### PROMPT
From the entries, filter out every line that lacks "content" and copy the rest.

### GIVEN RECORDS
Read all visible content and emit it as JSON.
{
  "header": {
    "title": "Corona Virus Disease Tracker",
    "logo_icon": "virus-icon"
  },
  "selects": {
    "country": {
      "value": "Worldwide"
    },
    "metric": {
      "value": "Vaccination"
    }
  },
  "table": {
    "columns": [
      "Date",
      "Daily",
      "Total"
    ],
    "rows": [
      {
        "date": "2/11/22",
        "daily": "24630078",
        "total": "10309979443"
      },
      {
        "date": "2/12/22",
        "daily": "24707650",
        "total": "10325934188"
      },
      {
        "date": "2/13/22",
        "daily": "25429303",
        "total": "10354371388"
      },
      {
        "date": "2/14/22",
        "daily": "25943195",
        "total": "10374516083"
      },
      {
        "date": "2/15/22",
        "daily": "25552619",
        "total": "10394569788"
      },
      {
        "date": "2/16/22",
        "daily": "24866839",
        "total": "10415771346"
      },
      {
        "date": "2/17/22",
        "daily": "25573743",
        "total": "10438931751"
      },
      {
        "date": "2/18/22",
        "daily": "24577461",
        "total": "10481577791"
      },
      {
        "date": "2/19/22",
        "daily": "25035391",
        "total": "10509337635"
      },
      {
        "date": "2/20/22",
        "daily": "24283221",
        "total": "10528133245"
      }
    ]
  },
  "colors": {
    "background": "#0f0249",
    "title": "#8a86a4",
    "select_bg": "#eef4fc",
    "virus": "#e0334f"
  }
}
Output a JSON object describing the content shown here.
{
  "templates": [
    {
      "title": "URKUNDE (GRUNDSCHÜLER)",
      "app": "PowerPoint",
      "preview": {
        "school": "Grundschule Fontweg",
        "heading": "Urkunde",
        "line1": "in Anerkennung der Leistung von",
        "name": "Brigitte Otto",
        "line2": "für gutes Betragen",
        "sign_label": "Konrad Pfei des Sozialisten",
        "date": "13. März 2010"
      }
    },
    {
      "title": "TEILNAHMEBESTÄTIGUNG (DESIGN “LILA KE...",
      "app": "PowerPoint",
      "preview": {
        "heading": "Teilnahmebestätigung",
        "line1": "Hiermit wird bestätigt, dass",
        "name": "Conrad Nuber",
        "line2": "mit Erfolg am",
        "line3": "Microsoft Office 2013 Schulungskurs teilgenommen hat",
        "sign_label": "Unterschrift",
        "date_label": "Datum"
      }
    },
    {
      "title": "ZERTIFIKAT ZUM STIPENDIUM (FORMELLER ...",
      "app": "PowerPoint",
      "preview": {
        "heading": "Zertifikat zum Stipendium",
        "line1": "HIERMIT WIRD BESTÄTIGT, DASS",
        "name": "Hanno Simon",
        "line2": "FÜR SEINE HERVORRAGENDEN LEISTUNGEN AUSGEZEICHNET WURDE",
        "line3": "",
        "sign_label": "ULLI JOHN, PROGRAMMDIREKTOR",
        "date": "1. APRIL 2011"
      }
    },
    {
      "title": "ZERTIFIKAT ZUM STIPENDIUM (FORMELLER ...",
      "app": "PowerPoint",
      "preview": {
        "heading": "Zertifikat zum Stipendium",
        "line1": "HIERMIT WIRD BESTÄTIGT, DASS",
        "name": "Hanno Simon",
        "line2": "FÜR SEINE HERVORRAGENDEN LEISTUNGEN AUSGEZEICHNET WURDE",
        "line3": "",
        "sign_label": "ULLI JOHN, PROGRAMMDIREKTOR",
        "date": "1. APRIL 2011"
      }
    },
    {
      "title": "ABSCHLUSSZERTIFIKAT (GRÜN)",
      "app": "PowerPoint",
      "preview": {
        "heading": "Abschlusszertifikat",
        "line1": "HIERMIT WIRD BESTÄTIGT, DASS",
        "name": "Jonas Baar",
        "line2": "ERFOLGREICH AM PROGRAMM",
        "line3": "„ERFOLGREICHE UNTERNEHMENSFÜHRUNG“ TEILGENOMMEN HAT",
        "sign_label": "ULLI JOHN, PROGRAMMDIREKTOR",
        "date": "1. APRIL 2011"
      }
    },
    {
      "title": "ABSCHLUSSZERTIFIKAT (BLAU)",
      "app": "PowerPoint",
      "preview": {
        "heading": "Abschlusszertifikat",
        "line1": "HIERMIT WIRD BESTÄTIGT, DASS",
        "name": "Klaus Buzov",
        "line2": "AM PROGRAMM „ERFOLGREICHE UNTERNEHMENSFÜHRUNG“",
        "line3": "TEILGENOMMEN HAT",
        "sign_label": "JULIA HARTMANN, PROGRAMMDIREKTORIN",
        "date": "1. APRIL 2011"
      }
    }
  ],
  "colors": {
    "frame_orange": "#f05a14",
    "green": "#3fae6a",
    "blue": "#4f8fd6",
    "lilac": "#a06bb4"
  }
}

### EXERCISE ANSWER
Read all visible content and emit it as JSON.
Output a JSON object describing the content shown here.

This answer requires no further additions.